■ Given instruction
Quote all lines below exactly. Images stay out.

Collected data
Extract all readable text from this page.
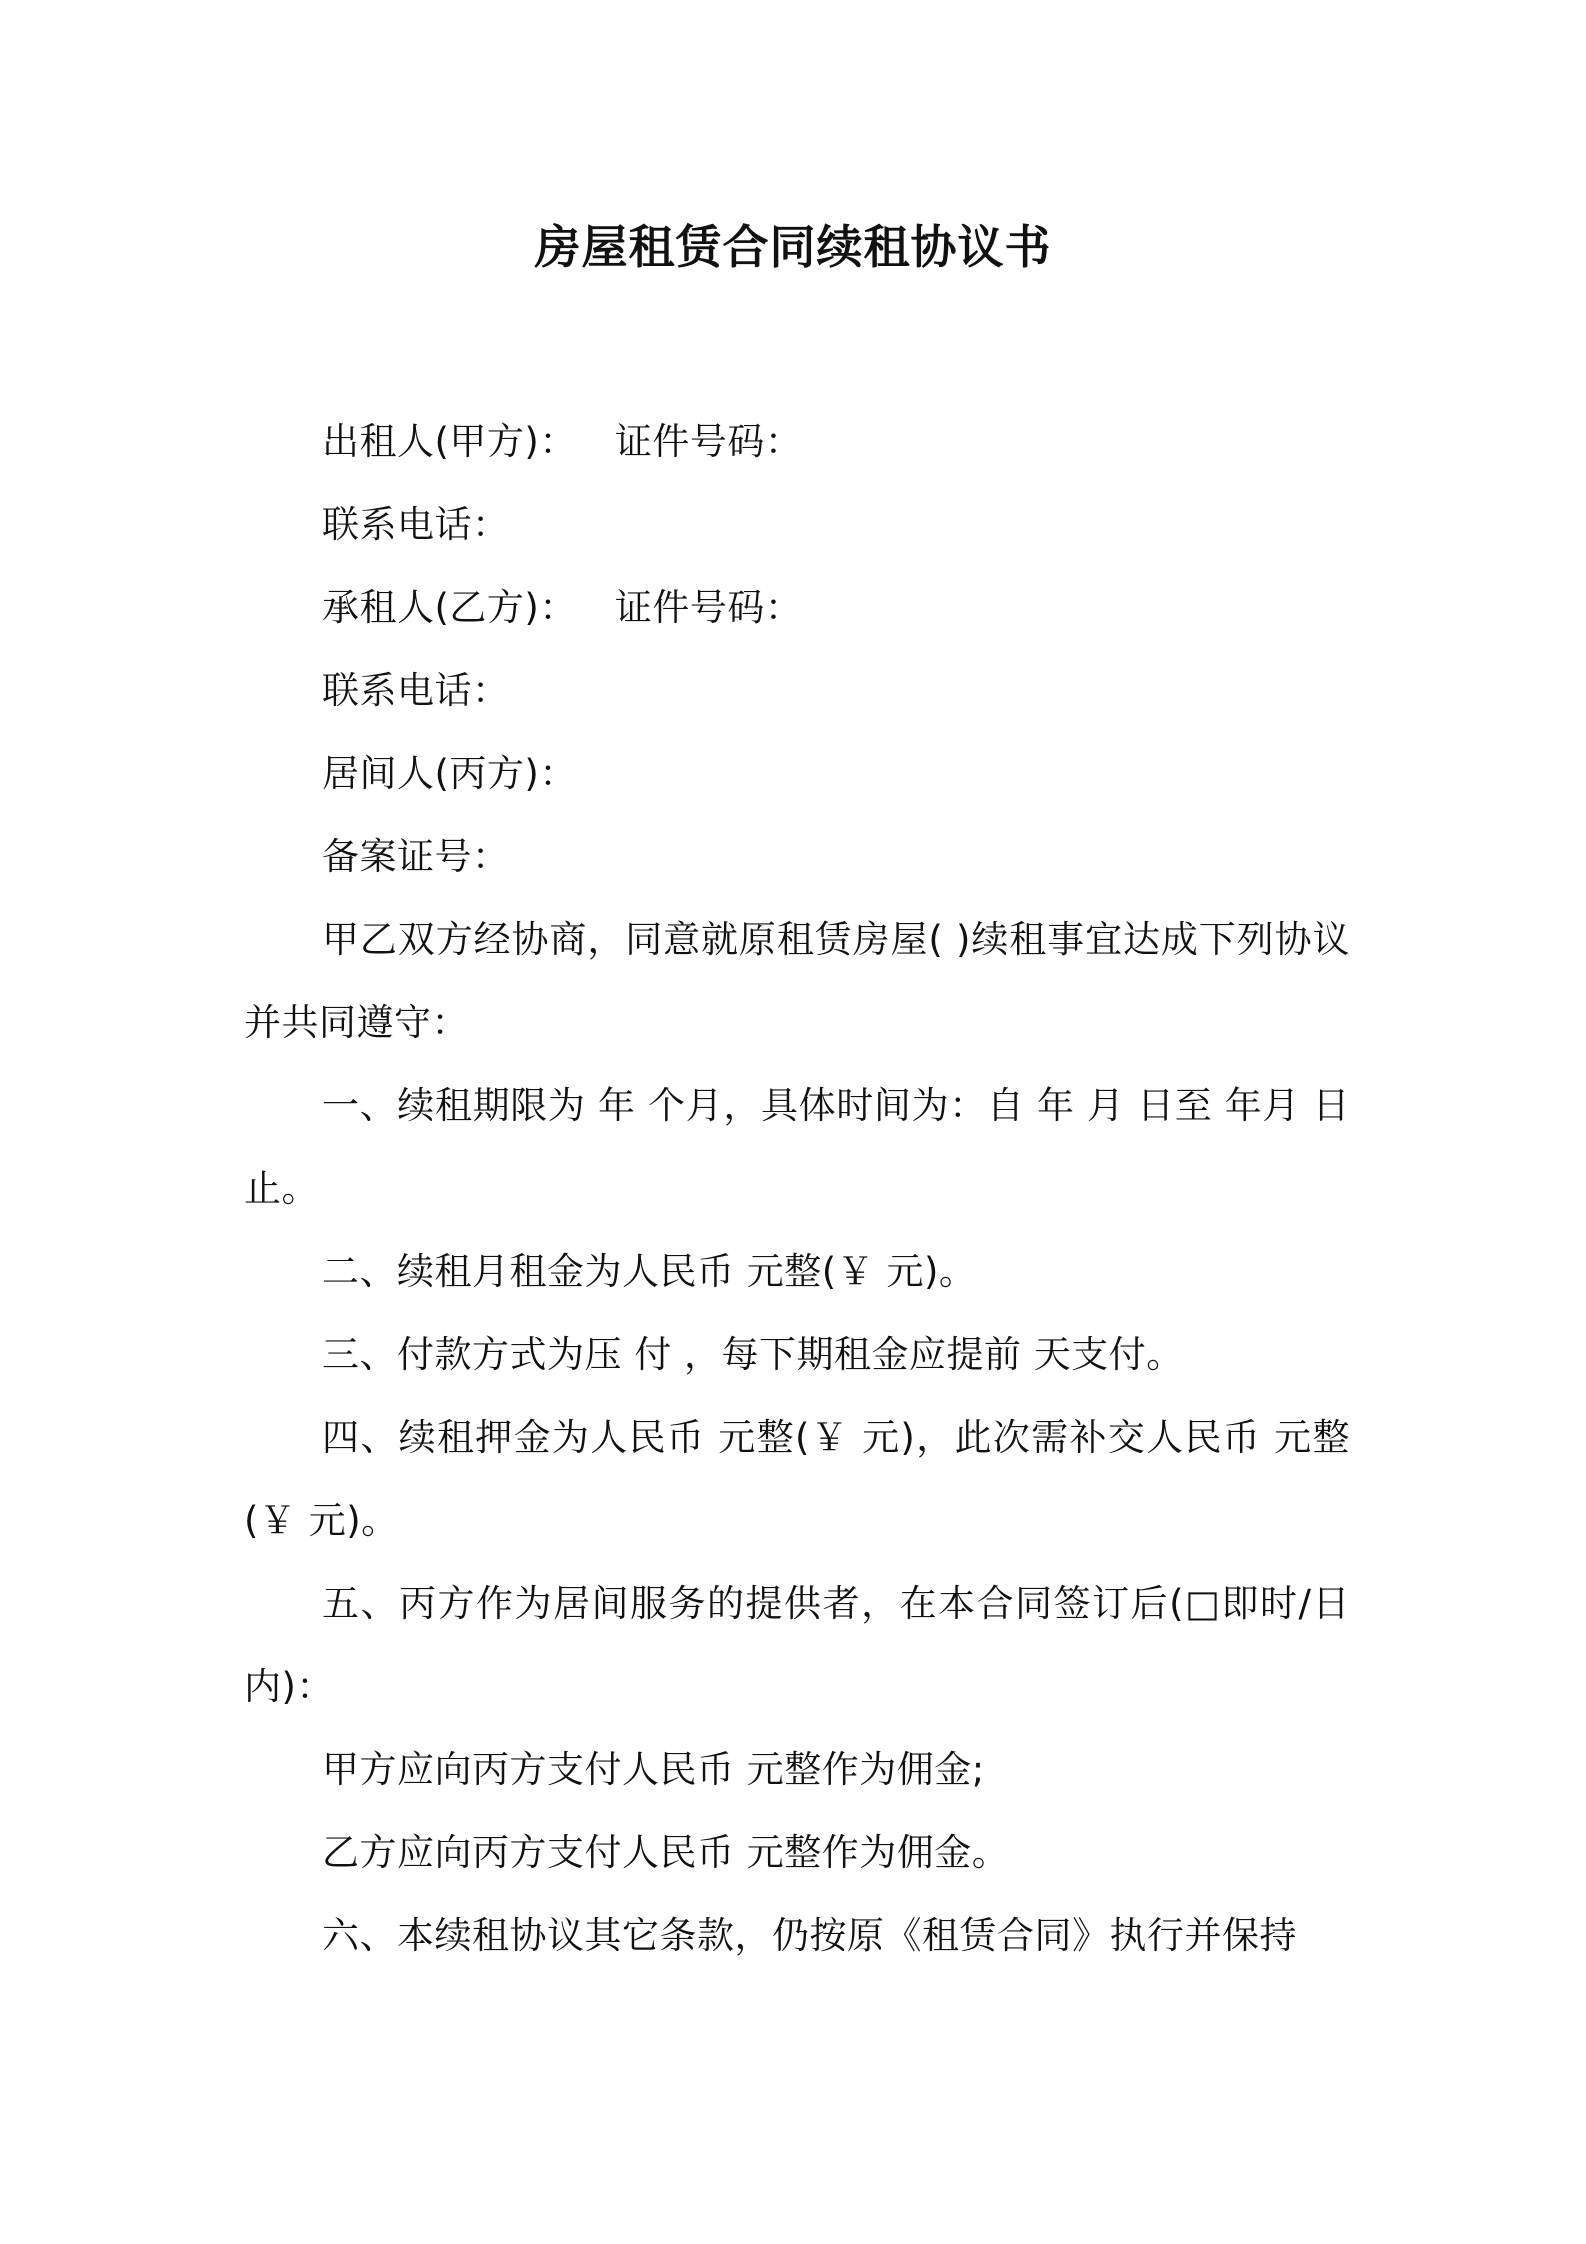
房屋租赁合同续租协议书
出租人(甲方)： 证件号码：
联系电话：
承租人(乙方)： 证件号码：
联系电话：
居间人(丙方)：
备案证号：

甲乙双方经协商，同意就原租赁房屋( )续租事宜达成下列协议并共同遵守：

一、续租期限为 年 个月，具体时间为：自 年 月 日至 年月 日止。

二、续租月租金为人民币 元整(￥ 元)。

三、付款方式为压 付 ，每下期租金应提前 天支付。

四、续租押金为人民币 元整(￥ 元)，此次需补交人民币 元整(￥ 元)。

五、丙方作为居间服务的提供者，在本合同签订后(□即时/日内)：

甲方应向丙方支付人民币 元整作为佣金;

乙方应向丙方支付人民币 元整作为佣金。

六、本续租协议其它条款，仍按原《租赁合同》执行并保持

■ In response
Extract all readable text from this page.
房屋租赁合同续租协议书
出租人(甲方)： 证件号码：
联系电话：
承租人(乙方)： 证件号码：
联系电话：
居间人(丙方)：
备案证号：

甲乙双方经协商，同意就原租赁房屋( )续租事宜达成下列协议并共同遵守：

一、续租期限为 年 个月，具体时间为：自 年 月 日至 年月 日止。

二、续租月租金为人民币 元整(￥ 元)。

三、付款方式为压 付 ，每下期租金应提前 天支付。

四、续租押金为人民币 元整(￥ 元)，此次需补交人民币 元整(￥ 元)。

五、丙方作为居间服务的提供者，在本合同签订后(□即时/日内)：

甲方应向丙方支付人民币 元整作为佣金;

乙方应向丙方支付人民币 元整作为佣金。

六、本续租协议其它条款，仍按原《租赁合同》执行并保持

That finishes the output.